Problem details: Each entry below should be echoed exactly, with pictures omitted.

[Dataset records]
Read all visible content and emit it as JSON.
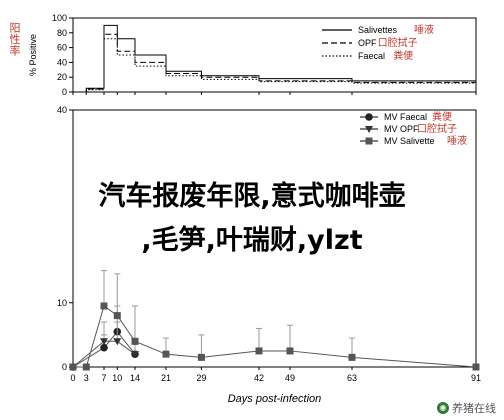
{
  "chart_data": [
    {
      "type": "line",
      "panel": "top",
      "ylabel": "% Positive",
      "ylabel_cn": "阳性率",
      "ylim": [
        0,
        100
      ],
      "yticks": [
        0,
        20,
        40,
        60,
        80,
        100
      ],
      "xlim": [
        0,
        91
      ],
      "xticks": [
        0,
        3,
        7,
        10,
        14,
        21,
        29,
        42,
        49,
        63,
        91
      ],
      "step_style": true,
      "legend": [
        {
          "name": "Salivettes",
          "cn": "唾液",
          "style": "solid"
        },
        {
          "name": "OPF",
          "cn": "口腔拭子",
          "style": "dashed"
        },
        {
          "name": "Faecal",
          "cn": "粪便",
          "style": "dotted"
        }
      ],
      "series": [
        {
          "name": "Salivettes",
          "style": "solid",
          "x": [
            0,
            3,
            7,
            10,
            14,
            21,
            29,
            42,
            63,
            91
          ],
          "y": [
            0,
            5,
            90,
            72,
            50,
            28,
            22,
            18,
            15,
            0
          ]
        },
        {
          "name": "OPF",
          "style": "dashed",
          "x": [
            0,
            3,
            7,
            10,
            14,
            21,
            29,
            42,
            63,
            91
          ],
          "y": [
            0,
            4,
            78,
            55,
            40,
            25,
            20,
            15,
            13,
            0
          ]
        },
        {
          "name": "Faecal",
          "style": "dotted",
          "x": [
            0,
            3,
            7,
            10,
            14,
            21,
            29,
            42,
            63,
            91
          ],
          "y": [
            0,
            3,
            72,
            50,
            35,
            22,
            17,
            14,
            12,
            0
          ]
        }
      ]
    },
    {
      "type": "scatter",
      "panel": "bottom",
      "xlabel": "Days post-infection",
      "xlim": [
        0,
        91
      ],
      "xticks": [
        0,
        3,
        7,
        10,
        14,
        21,
        29,
        42,
        49,
        63,
        91
      ],
      "ylim": [
        0,
        40
      ],
      "yticks": [
        0,
        10,
        40
      ],
      "legend": [
        {
          "name": "MV Faecal",
          "cn": "粪便",
          "marker": "circle"
        },
        {
          "name": "MV OPF",
          "cn": "口腔拭子",
          "marker": "triangle"
        },
        {
          "name": "MV Salivette",
          "cn": "唾液",
          "marker": "square"
        }
      ],
      "series": [
        {
          "name": "MV Faecal",
          "marker": "circle",
          "x": [
            0,
            7,
            10,
            14
          ],
          "y": [
            0,
            3,
            5.5,
            2
          ],
          "err": [
            0,
            2,
            4,
            1.5
          ]
        },
        {
          "name": "MV OPF",
          "marker": "triangle",
          "x": [
            0,
            7,
            10,
            14
          ],
          "y": [
            0,
            4,
            4,
            2
          ],
          "err": [
            0,
            3,
            3,
            2
          ]
        },
        {
          "name": "MV Salivette",
          "marker": "square",
          "x": [
            0,
            3,
            7,
            10,
            14,
            21,
            29,
            42,
            49,
            63,
            91
          ],
          "y": [
            0,
            0,
            9.5,
            8,
            4,
            2,
            1.5,
            2.5,
            2.5,
            1.5,
            0
          ],
          "err": [
            0,
            0,
            5.5,
            6.5,
            5.5,
            2.5,
            3.5,
            3.5,
            4,
            3,
            0
          ]
        }
      ]
    }
  ],
  "overlay": {
    "line1": "汽车报废年限,意式咖啡壶",
    "line2": ",毛笋,叶瑞财,ylzt"
  },
  "watermark": "养猪在线"
}
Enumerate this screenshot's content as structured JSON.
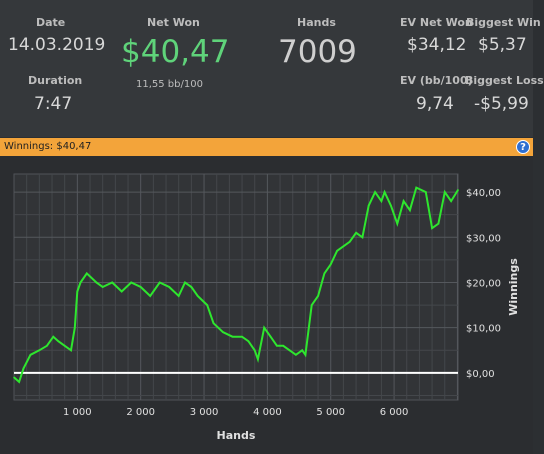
{
  "stats": {
    "date_label": "Date",
    "date_value": "14.03.2019",
    "duration_label": "Duration",
    "duration_value": "7:47",
    "net_won_label": "Net Won",
    "net_won_value": "$40,47",
    "net_won_sub": "11,55 bb/100",
    "hands_label": "Hands",
    "hands_value": "7009",
    "ev_net_label": "EV Net Won",
    "ev_net_value": "$34,12",
    "biggest_win_label": "Biggest Win",
    "biggest_win_value": "$5,37",
    "ev_bb_label": "EV (bb/100)",
    "ev_bb_value": "9,74",
    "biggest_loss_label": "Biggest Loss",
    "biggest_loss_value": "-$5,99"
  },
  "header_bar": {
    "text": "Winnings: $40,47",
    "help_icon": "help-icon",
    "color": "#f3a43a"
  },
  "chart_data": {
    "type": "line",
    "title": "",
    "xlabel": "Hands",
    "ylabel": "Winnings",
    "xlim": [
      0,
      7009
    ],
    "ylim": [
      -6,
      44
    ],
    "x_ticks": [
      1000,
      2000,
      3000,
      4000,
      5000,
      6000
    ],
    "x_tick_labels": [
      "1 000",
      "2 000",
      "3 000",
      "4 000",
      "5 000",
      "6 000"
    ],
    "y_ticks": [
      0,
      10,
      20,
      30,
      40
    ],
    "y_tick_labels": [
      "$0,00",
      "$10,00",
      "$20,00",
      "$30,00",
      "$40,00"
    ],
    "grid": true,
    "line_color": "#2ee62e",
    "zero_line_color": "#ffffff",
    "series": [
      {
        "x": [
          0,
          80,
          150,
          260,
          400,
          520,
          620,
          700,
          800,
          900,
          960,
          1000,
          1050,
          1150,
          1300,
          1400,
          1550,
          1700,
          1850,
          2000,
          2150,
          2300,
          2450,
          2600,
          2700,
          2800,
          2900,
          3050,
          3150,
          3300,
          3450,
          3600,
          3700,
          3800,
          3850,
          3950,
          4050,
          4150,
          4250,
          4350,
          4450,
          4550,
          4600,
          4700,
          4800,
          4900,
          5000,
          5100,
          5200,
          5300,
          5400,
          5500,
          5600,
          5700,
          5800,
          5850,
          5950,
          6050,
          6150,
          6250,
          6350,
          6500,
          6600,
          6700,
          6800,
          6900,
          7009
        ],
        "y": [
          -1,
          -2,
          1,
          4,
          5,
          6,
          8,
          7,
          6,
          5,
          10,
          18,
          20,
          22,
          20,
          19,
          20,
          18,
          20,
          19,
          17,
          20,
          19,
          17,
          20,
          19,
          17,
          15,
          11,
          9,
          8,
          8,
          7,
          5,
          3,
          10,
          8,
          6,
          6,
          5,
          4,
          5,
          4,
          15,
          17,
          22,
          24,
          27,
          28,
          29,
          31,
          30,
          37,
          40,
          38,
          40,
          37,
          33,
          38,
          36,
          41,
          40,
          32,
          33,
          40,
          38,
          40.47
        ]
      }
    ]
  }
}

Task answer:
Read all visible content and emit it as JSON.
{
  "chart_data": [
    {
      "type": "line",
      "panel": "top",
      "ylabel": "% Positive",
      "ylabel_cn": "阳性率",
      "ylim": [
        0,
        100
      ],
      "yticks": [
        0,
        20,
        40,
        60,
        80,
        100
      ],
      "xlim": [
        0,
        91
      ],
      "xticks": [
        0,
        3,
        7,
        10,
        14,
        21,
        29,
        42,
        49,
        63,
        91
      ],
      "step_style": true,
      "legend": [
        {
          "name": "Salivettes",
          "cn": "唾液",
          "style": "solid"
        },
        {
          "name": "OPF",
          "cn": "口腔拭子",
          "style": "dashed"
        },
        {
          "name": "Faecal",
          "cn": "粪便",
          "style": "dotted"
        }
      ],
      "series": [
        {
          "name": "Salivettes",
          "style": "solid",
          "x": [
            0,
            3,
            7,
            10,
            14,
            21,
            29,
            42,
            63,
            91
          ],
          "y": [
            0,
            5,
            90,
            72,
            50,
            28,
            22,
            18,
            15,
            0
          ]
        },
        {
          "name": "OPF",
          "style": "dashed",
          "x": [
            0,
            3,
            7,
            10,
            14,
            21,
            29,
            42,
            63,
            91
          ],
          "y": [
            0,
            4,
            78,
            55,
            40,
            25,
            20,
            15,
            13,
            0
          ]
        },
        {
          "name": "Faecal",
          "style": "dotted",
          "x": [
            0,
            3,
            7,
            10,
            14,
            21,
            29,
            42,
            63,
            91
          ],
          "y": [
            0,
            3,
            72,
            50,
            35,
            22,
            17,
            14,
            12,
            0
          ]
        }
      ]
    },
    {
      "type": "scatter",
      "panel": "bottom",
      "xlabel": "Days post-infection",
      "xlim": [
        0,
        91
      ],
      "xticks": [
        0,
        3,
        7,
        10,
        14,
        21,
        29,
        42,
        49,
        63,
        91
      ],
      "ylim": [
        0,
        40
      ],
      "yticks": [
        0,
        10,
        40
      ],
      "legend": [
        {
          "name": "MV Faecal",
          "cn": "粪便",
          "marker": "circle"
        },
        {
          "name": "MV OPF",
          "cn": "口腔拭子",
          "marker": "triangle"
        },
        {
          "name": "MV Salivette",
          "cn": "唾液",
          "marker": "square"
        }
      ],
      "series": [
        {
          "name": "MV Faecal",
          "marker": "circle",
          "x": [
            0,
            7,
            10,
            14
          ],
          "y": [
            0,
            3,
            5.5,
            2
          ],
          "err": [
            0,
            2,
            4,
            1.5
          ]
        },
        {
          "name": "MV OPF",
          "marker": "triangle",
          "x": [
            0,
            7,
            10,
            14
          ],
          "y": [
            0,
            4,
            4,
            2
          ],
          "err": [
            0,
            3,
            3,
            2
          ]
        },
        {
          "name": "MV Salivette",
          "marker": "square",
          "x": [
            0,
            3,
            7,
            10,
            14,
            21,
            29,
            42,
            49,
            63,
            91
          ],
          "y": [
            0,
            0,
            9.5,
            8,
            4,
            2,
            1.5,
            2.5,
            2.5,
            1.5,
            0
          ],
          "err": [
            0,
            0,
            5.5,
            6.5,
            5.5,
            2.5,
            3.5,
            3.5,
            4,
            3,
            0
          ]
        }
      ]
    }
  ],
  "overlay": {
    "line1": "汽车报废年限,意式咖啡壶",
    "line2": ",毛笋,叶瑞财,ylzt"
  },
  "watermark": "养猪在线"
}
Enumerate this screenshot's content as structured JSON.
{
  "stats": {
    "date_label": "Date",
    "date_value": "14.03.2019",
    "duration_label": "Duration",
    "duration_value": "7:47",
    "net_won_label": "Net Won",
    "net_won_value": "$40,47",
    "net_won_sub": "11,55 bb/100",
    "hands_label": "Hands",
    "hands_value": "7009",
    "ev_net_label": "EV Net Won",
    "ev_net_value": "$34,12",
    "biggest_win_label": "Biggest Win",
    "biggest_win_value": "$5,37",
    "ev_bb_label": "EV (bb/100)",
    "ev_bb_value": "9,74",
    "biggest_loss_label": "Biggest Loss",
    "biggest_loss_value": "-$5,99"
  },
  "header_bar": {
    "text": "Winnings: $40,47",
    "help_icon": "help-icon",
    "color": "#f3a43a"
  },
  "chart_data": {
    "type": "line",
    "title": "",
    "xlabel": "Hands",
    "ylabel": "Winnings",
    "xlim": [
      0,
      7009
    ],
    "ylim": [
      -6,
      44
    ],
    "x_ticks": [
      1000,
      2000,
      3000,
      4000,
      5000,
      6000
    ],
    "x_tick_labels": [
      "1 000",
      "2 000",
      "3 000",
      "4 000",
      "5 000",
      "6 000"
    ],
    "y_ticks": [
      0,
      10,
      20,
      30,
      40
    ],
    "y_tick_labels": [
      "$0,00",
      "$10,00",
      "$20,00",
      "$30,00",
      "$40,00"
    ],
    "grid": true,
    "line_color": "#2ee62e",
    "zero_line_color": "#ffffff",
    "series": [
      {
        "x": [
          0,
          80,
          150,
          260,
          400,
          520,
          620,
          700,
          800,
          900,
          960,
          1000,
          1050,
          1150,
          1300,
          1400,
          1550,
          1700,
          1850,
          2000,
          2150,
          2300,
          2450,
          2600,
          2700,
          2800,
          2900,
          3050,
          3150,
          3300,
          3450,
          3600,
          3700,
          3800,
          3850,
          3950,
          4050,
          4150,
          4250,
          4350,
          4450,
          4550,
          4600,
          4700,
          4800,
          4900,
          5000,
          5100,
          5200,
          5300,
          5400,
          5500,
          5600,
          5700,
          5800,
          5850,
          5950,
          6050,
          6150,
          6250,
          6350,
          6500,
          6600,
          6700,
          6800,
          6900,
          7009
        ],
        "y": [
          -1,
          -2,
          1,
          4,
          5,
          6,
          8,
          7,
          6,
          5,
          10,
          18,
          20,
          22,
          20,
          19,
          20,
          18,
          20,
          19,
          17,
          20,
          19,
          17,
          20,
          19,
          17,
          15,
          11,
          9,
          8,
          8,
          7,
          5,
          3,
          10,
          8,
          6,
          6,
          5,
          4,
          5,
          4,
          15,
          17,
          22,
          24,
          27,
          28,
          29,
          31,
          30,
          37,
          40,
          38,
          40,
          37,
          33,
          38,
          36,
          41,
          40,
          32,
          33,
          40,
          38,
          40.47
        ]
      }
    ]
  }
}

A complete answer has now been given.